-- start of EXERCISE MATERIALS --

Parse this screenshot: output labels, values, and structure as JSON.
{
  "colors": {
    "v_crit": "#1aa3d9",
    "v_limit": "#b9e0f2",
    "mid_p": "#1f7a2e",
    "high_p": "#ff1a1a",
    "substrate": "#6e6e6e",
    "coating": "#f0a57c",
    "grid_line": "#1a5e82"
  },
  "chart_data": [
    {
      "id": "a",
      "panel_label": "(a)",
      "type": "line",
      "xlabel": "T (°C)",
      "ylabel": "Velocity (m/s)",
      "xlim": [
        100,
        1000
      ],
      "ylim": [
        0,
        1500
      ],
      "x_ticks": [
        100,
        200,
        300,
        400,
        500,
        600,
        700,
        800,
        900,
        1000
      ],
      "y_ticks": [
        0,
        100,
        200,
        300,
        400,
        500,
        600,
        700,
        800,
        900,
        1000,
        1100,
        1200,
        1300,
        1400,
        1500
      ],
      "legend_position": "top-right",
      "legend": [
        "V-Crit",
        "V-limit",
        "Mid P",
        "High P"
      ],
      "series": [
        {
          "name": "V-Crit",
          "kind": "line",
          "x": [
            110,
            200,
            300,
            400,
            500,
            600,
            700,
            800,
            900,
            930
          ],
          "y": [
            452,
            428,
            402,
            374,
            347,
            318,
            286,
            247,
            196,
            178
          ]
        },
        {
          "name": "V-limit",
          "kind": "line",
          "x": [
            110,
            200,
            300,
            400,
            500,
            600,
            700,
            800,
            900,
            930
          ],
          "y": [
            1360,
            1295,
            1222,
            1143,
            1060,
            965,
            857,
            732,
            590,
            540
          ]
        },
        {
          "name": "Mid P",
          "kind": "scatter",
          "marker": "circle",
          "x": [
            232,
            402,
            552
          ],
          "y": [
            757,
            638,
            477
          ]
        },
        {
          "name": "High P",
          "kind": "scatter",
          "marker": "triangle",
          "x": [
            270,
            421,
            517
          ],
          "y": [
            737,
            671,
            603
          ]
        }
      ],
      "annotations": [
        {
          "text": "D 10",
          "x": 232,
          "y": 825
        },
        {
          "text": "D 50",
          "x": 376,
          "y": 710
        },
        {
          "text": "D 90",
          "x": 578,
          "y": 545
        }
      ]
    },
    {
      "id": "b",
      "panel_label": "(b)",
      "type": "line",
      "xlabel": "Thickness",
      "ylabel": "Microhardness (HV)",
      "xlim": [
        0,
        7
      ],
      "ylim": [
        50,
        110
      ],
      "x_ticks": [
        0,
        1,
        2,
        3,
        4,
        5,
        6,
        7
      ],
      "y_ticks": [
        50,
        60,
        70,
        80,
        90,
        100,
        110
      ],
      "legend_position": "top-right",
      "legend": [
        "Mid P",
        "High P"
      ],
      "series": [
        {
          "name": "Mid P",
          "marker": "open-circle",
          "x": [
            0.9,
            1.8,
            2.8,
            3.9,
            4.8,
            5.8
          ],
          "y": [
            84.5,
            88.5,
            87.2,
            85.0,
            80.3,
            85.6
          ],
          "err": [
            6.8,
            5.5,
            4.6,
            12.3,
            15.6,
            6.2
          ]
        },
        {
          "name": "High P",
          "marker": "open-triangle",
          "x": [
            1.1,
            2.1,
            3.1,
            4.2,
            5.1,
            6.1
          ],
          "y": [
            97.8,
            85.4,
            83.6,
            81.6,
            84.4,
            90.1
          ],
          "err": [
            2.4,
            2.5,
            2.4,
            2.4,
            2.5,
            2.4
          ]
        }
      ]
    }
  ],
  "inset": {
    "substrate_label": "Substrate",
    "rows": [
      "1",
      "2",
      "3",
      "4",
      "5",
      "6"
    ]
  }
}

-- end of EXERCISE MATERIALS --

> **WORK TO COMPLETE**
Transcribe all of the entries without altering anything.

> **FINISHED EXERCISE**
Parse this screenshot: output labels, values, and structure as JSON.
{
  "colors": {
    "v_crit": "#1aa3d9",
    "v_limit": "#b9e0f2",
    "mid_p": "#1f7a2e",
    "high_p": "#ff1a1a",
    "substrate": "#6e6e6e",
    "coating": "#f0a57c",
    "grid_line": "#1a5e82"
  },
  "chart_data": [
    {
      "id": "a",
      "panel_label": "(a)",
      "type": "line",
      "xlabel": "T (°C)",
      "ylabel": "Velocity (m/s)",
      "xlim": [
        100,
        1000
      ],
      "ylim": [
        0,
        1500
      ],
      "x_ticks": [
        100,
        200,
        300,
        400,
        500,
        600,
        700,
        800,
        900,
        1000
      ],
      "y_ticks": [
        0,
        100,
        200,
        300,
        400,
        500,
        600,
        700,
        800,
        900,
        1000,
        1100,
        1200,
        1300,
        1400,
        1500
      ],
      "legend_position": "top-right",
      "legend": [
        "V-Crit",
        "V-limit",
        "Mid P",
        "High P"
      ],
      "series": [
        {
          "name": "V-Crit",
          "kind": "line",
          "x": [
            110,
            200,
            300,
            400,
            500,
            600,
            700,
            800,
            900,
            930
          ],
          "y": [
            452,
            428,
            402,
            374,
            347,
            318,
            286,
            247,
            196,
            178
          ]
        },
        {
          "name": "V-limit",
          "kind": "line",
          "x": [
            110,
            200,
            300,
            400,
            500,
            600,
            700,
            800,
            900,
            930
          ],
          "y": [
            1360,
            1295,
            1222,
            1143,
            1060,
            965,
            857,
            732,
            590,
            540
          ]
        },
        {
          "name": "Mid P",
          "kind": "scatter",
          "marker": "circle",
          "x": [
            232,
            402,
            552
          ],
          "y": [
            757,
            638,
            477
          ]
        },
        {
          "name": "High P",
          "kind": "scatter",
          "marker": "triangle",
          "x": [
            270,
            421,
            517
          ],
          "y": [
            737,
            671,
            603
          ]
        }
      ],
      "annotations": [
        {
          "text": "D 10",
          "x": 232,
          "y": 825
        },
        {
          "text": "D 50",
          "x": 376,
          "y": 710
        },
        {
          "text": "D 90",
          "x": 578,
          "y": 545
        }
      ]
    },
    {
      "id": "b",
      "panel_label": "(b)",
      "type": "line",
      "xlabel": "Thickness",
      "ylabel": "Microhardness (HV)",
      "xlim": [
        0,
        7
      ],
      "ylim": [
        50,
        110
      ],
      "x_ticks": [
        0,
        1,
        2,
        3,
        4,
        5,
        6,
        7
      ],
      "y_ticks": [
        50,
        60,
        70,
        80,
        90,
        100,
        110
      ],
      "legend_position": "top-right",
      "legend": [
        "Mid P",
        "High P"
      ],
      "series": [
        {
          "name": "Mid P",
          "marker": "open-circle",
          "x": [
            0.9,
            1.8,
            2.8,
            3.9,
            4.8,
            5.8
          ],
          "y": [
            84.5,
            88.5,
            87.2,
            85.0,
            80.3,
            85.6
          ],
          "err": [
            6.8,
            5.5,
            4.6,
            12.3,
            15.6,
            6.2
          ]
        },
        {
          "name": "High P",
          "marker": "open-triangle",
          "x": [
            1.1,
            2.1,
            3.1,
            4.2,
            5.1,
            6.1
          ],
          "y": [
            97.8,
            85.4,
            83.6,
            81.6,
            84.4,
            90.1
          ],
          "err": [
            2.4,
            2.5,
            2.4,
            2.4,
            2.5,
            2.4
          ]
        }
      ]
    }
  ],
  "inset": {
    "substrate_label": "Substrate",
    "rows": [
      "1",
      "2",
      "3",
      "4",
      "5",
      "6"
    ]
  }
}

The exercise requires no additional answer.